_Given problem_
Once the pictures are set aside, transcribe the remaining data exactly.
-- Begin Records for processing --
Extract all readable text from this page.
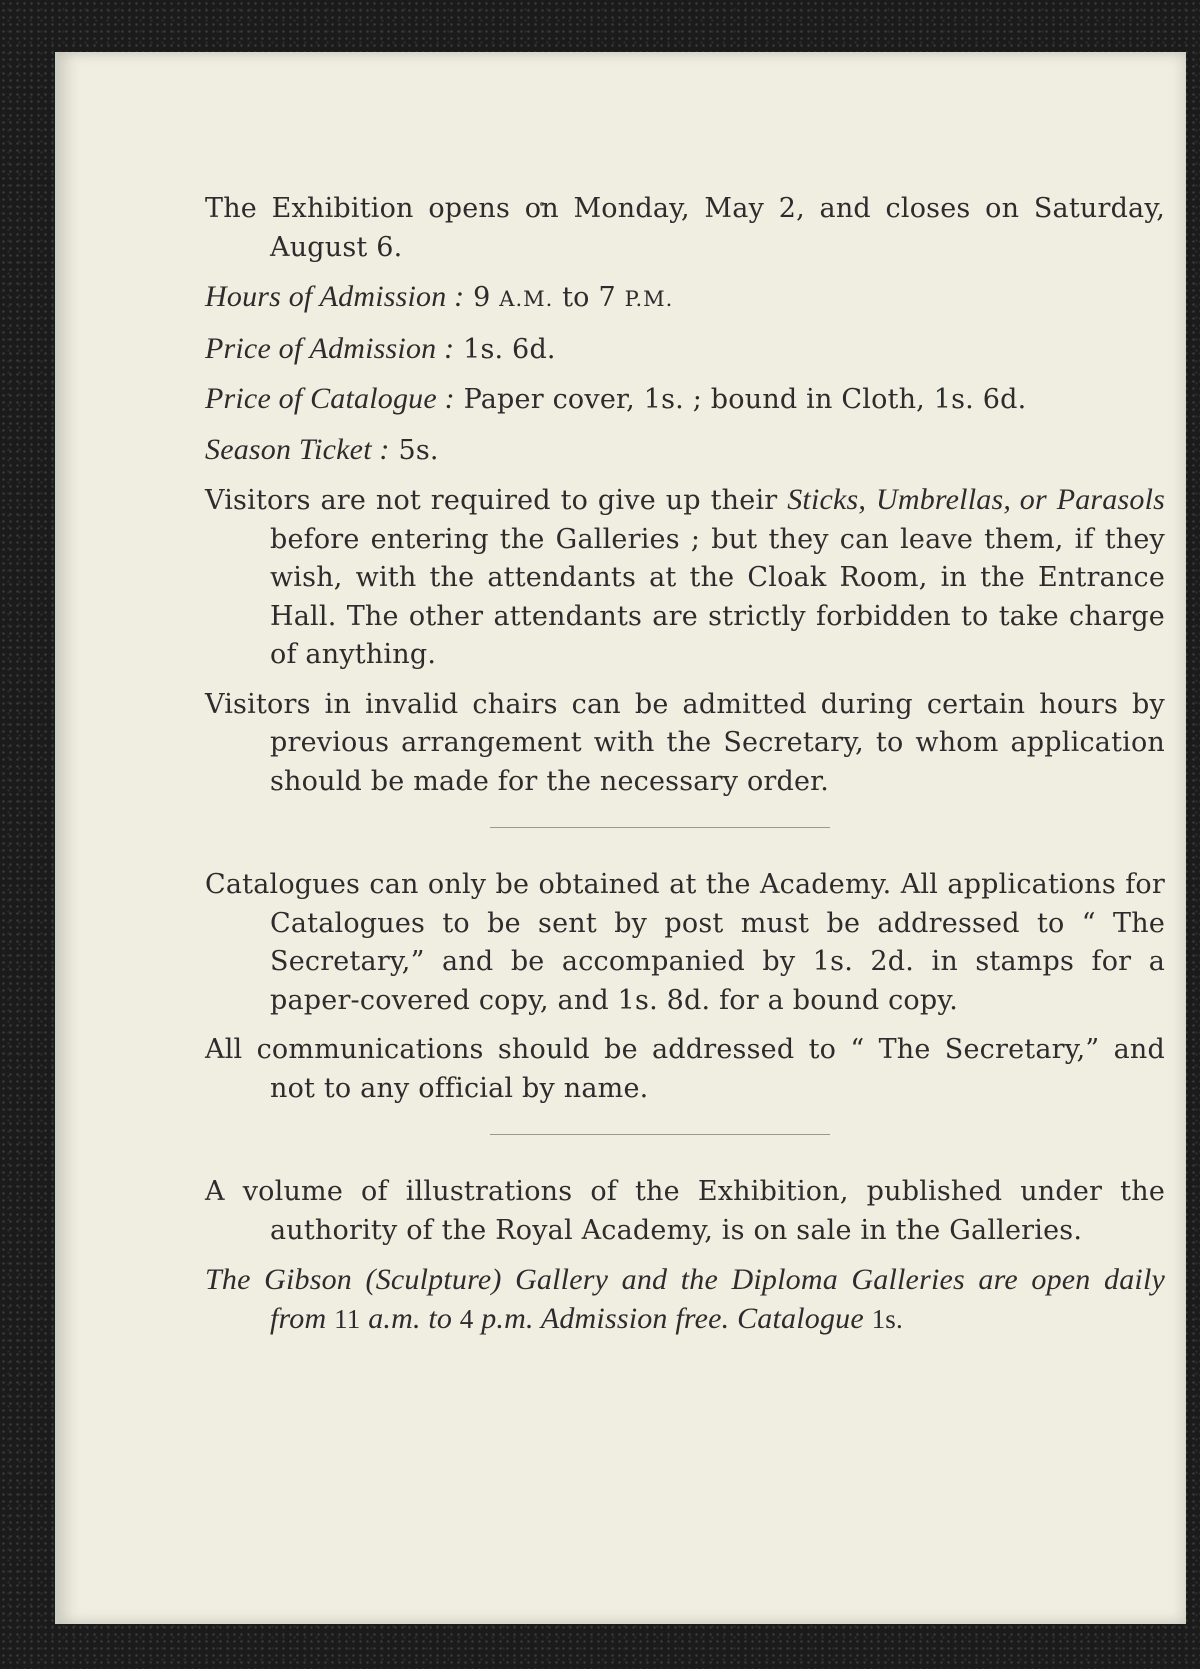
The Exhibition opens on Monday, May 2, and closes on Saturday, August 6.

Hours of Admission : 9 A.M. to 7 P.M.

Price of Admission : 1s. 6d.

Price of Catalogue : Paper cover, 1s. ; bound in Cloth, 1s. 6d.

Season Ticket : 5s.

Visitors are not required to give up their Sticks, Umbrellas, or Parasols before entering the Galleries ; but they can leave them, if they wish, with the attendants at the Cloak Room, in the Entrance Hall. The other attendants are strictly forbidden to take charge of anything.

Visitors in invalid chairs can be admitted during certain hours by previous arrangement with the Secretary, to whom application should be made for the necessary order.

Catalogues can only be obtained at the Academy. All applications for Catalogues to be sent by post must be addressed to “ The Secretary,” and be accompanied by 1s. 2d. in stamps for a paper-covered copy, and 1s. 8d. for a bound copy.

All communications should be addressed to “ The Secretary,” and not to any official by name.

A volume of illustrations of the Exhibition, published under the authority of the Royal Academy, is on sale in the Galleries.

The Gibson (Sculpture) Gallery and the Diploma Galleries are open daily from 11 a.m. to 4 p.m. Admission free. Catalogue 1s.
-- End Records for processing --
_Exercise result_
Extract all readable text from this page.
The Exhibition opens on Monday, May 2, and closes on Saturday, August 6.

Hours of Admission : 9 A.M. to 7 P.M.

Price of Admission : 1s. 6d.

Price of Catalogue : Paper cover, 1s. ; bound in Cloth, 1s. 6d.

Season Ticket : 5s.

Visitors are not required to give up their Sticks, Umbrellas, or Parasols before entering the Galleries ; but they can leave them, if they wish, with the attendants at the Cloak Room, in the Entrance Hall. The other attendants are strictly forbidden to take charge of anything.

Visitors in invalid chairs can be admitted during certain hours by previous arrangement with the Secretary, to whom application should be made for the necessary order.

Catalogues can only be obtained at the Academy. All applications for Catalogues to be sent by post must be addressed to “ The Secretary,” and be accompanied by 1s. 2d. in stamps for a paper-covered copy, and 1s. 8d. for a bound copy.

All communications should be addressed to “ The Secretary,” and not to any official by name.

A volume of illustrations of the Exhibition, published under the authority of the Royal Academy, is on sale in the Galleries.

The Gibson (Sculpture) Gallery and the Diploma Galleries are open daily from 11 a.m. to 4 p.m. Admission free. Catalogue 1s.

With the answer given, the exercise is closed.